Records provided
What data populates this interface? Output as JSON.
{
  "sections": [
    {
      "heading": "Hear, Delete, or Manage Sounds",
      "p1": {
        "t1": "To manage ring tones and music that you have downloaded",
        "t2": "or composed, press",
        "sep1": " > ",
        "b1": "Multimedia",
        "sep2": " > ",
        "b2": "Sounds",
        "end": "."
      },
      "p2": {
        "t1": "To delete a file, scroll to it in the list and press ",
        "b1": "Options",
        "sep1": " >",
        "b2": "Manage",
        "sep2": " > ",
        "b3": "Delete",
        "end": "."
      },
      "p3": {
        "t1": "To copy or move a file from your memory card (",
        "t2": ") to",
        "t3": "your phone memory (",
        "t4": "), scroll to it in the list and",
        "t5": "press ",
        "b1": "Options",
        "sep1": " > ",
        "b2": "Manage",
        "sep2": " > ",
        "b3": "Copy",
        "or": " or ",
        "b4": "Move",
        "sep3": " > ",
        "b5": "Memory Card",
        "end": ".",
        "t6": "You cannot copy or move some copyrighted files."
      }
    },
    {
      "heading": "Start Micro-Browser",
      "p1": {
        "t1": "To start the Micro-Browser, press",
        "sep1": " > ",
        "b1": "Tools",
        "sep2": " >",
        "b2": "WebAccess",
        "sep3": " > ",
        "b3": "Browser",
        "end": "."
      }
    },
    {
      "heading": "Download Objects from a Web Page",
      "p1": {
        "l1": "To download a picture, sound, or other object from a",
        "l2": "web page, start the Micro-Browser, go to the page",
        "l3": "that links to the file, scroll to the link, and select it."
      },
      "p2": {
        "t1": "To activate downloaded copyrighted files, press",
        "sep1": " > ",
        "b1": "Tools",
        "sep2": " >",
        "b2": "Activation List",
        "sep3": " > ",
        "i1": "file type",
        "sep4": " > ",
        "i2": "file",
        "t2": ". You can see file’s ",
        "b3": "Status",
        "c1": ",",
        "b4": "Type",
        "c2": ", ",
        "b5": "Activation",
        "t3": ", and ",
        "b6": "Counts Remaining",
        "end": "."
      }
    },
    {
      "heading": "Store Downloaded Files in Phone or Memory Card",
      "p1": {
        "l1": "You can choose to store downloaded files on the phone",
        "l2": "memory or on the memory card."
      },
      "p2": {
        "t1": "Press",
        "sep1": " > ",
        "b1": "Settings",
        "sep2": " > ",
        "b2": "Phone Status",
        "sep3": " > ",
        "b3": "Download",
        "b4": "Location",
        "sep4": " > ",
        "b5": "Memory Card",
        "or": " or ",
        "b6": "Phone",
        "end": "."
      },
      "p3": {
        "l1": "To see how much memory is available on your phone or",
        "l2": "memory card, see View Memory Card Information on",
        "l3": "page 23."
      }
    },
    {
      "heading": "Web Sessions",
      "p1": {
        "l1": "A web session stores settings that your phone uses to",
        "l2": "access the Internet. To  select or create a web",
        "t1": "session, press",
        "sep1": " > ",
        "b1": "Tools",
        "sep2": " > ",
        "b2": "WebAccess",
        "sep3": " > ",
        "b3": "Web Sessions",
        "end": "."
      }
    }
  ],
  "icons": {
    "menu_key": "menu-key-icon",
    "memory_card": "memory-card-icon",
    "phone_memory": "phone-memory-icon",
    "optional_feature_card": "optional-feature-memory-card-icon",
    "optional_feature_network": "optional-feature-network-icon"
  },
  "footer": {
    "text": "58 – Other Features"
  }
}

Instruction
Repeat the data above, word for word.

Task output
What data populates this interface? Output as JSON.
{
  "sections": [
    {
      "heading": "Hear, Delete, or Manage Sounds",
      "p1": {
        "t1": "To manage ring tones and music that you have downloaded",
        "t2": "or composed, press",
        "sep1": " > ",
        "b1": "Multimedia",
        "sep2": " > ",
        "b2": "Sounds",
        "end": "."
      },
      "p2": {
        "t1": "To delete a file, scroll to it in the list and press ",
        "b1": "Options",
        "sep1": " >",
        "b2": "Manage",
        "sep2": " > ",
        "b3": "Delete",
        "end": "."
      },
      "p3": {
        "t1": "To copy or move a file from your memory card (",
        "t2": ") to",
        "t3": "your phone memory (",
        "t4": "), scroll to it in the list and",
        "t5": "press ",
        "b1": "Options",
        "sep1": " > ",
        "b2": "Manage",
        "sep2": " > ",
        "b3": "Copy",
        "or": " or ",
        "b4": "Move",
        "sep3": " > ",
        "b5": "Memory Card",
        "end": ".",
        "t6": "You cannot copy or move some copyrighted files."
      }
    },
    {
      "heading": "Start Micro-Browser",
      "p1": {
        "t1": "To start the Micro-Browser, press",
        "sep1": " > ",
        "b1": "Tools",
        "sep2": " >",
        "b2": "WebAccess",
        "sep3": " > ",
        "b3": "Browser",
        "end": "."
      }
    },
    {
      "heading": "Download Objects from a Web Page",
      "p1": {
        "l1": "To download a picture, sound, or other object from a",
        "l2": "web page, start the Micro-Browser, go to the page",
        "l3": "that links to the file, scroll to the link, and select it."
      },
      "p2": {
        "t1": "To activate downloaded copyrighted files, press",
        "sep1": " > ",
        "b1": "Tools",
        "sep2": " >",
        "b2": "Activation List",
        "sep3": " > ",
        "i1": "file type",
        "sep4": " > ",
        "i2": "file",
        "t2": ". You can see file’s ",
        "b3": "Status",
        "c1": ",",
        "b4": "Type",
        "c2": ", ",
        "b5": "Activation",
        "t3": ", and ",
        "b6": "Counts Remaining",
        "end": "."
      }
    },
    {
      "heading": "Store Downloaded Files in Phone or Memory Card",
      "p1": {
        "l1": "You can choose to store downloaded files on the phone",
        "l2": "memory or on the memory card."
      },
      "p2": {
        "t1": "Press",
        "sep1": " > ",
        "b1": "Settings",
        "sep2": " > ",
        "b2": "Phone Status",
        "sep3": " > ",
        "b3": "Download",
        "b4": "Location",
        "sep4": " > ",
        "b5": "Memory Card",
        "or": " or ",
        "b6": "Phone",
        "end": "."
      },
      "p3": {
        "l1": "To see how much memory is available on your phone or",
        "l2": "memory card, see View Memory Card Information on",
        "l3": "page 23."
      }
    },
    {
      "heading": "Web Sessions",
      "p1": {
        "l1": "A web session stores settings that your phone uses to",
        "l2": "access the Internet. To  select or create a web",
        "t1": "session, press",
        "sep1": " > ",
        "b1": "Tools",
        "sep2": " > ",
        "b2": "WebAccess",
        "sep3": " > ",
        "b3": "Web Sessions",
        "end": "."
      }
    }
  ],
  "icons": {
    "menu_key": "menu-key-icon",
    "memory_card": "memory-card-icon",
    "phone_memory": "phone-memory-icon",
    "optional_feature_card": "optional-feature-memory-card-icon",
    "optional_feature_network": "optional-feature-network-icon"
  },
  "footer": {
    "text": "58 – Other Features"
  }
}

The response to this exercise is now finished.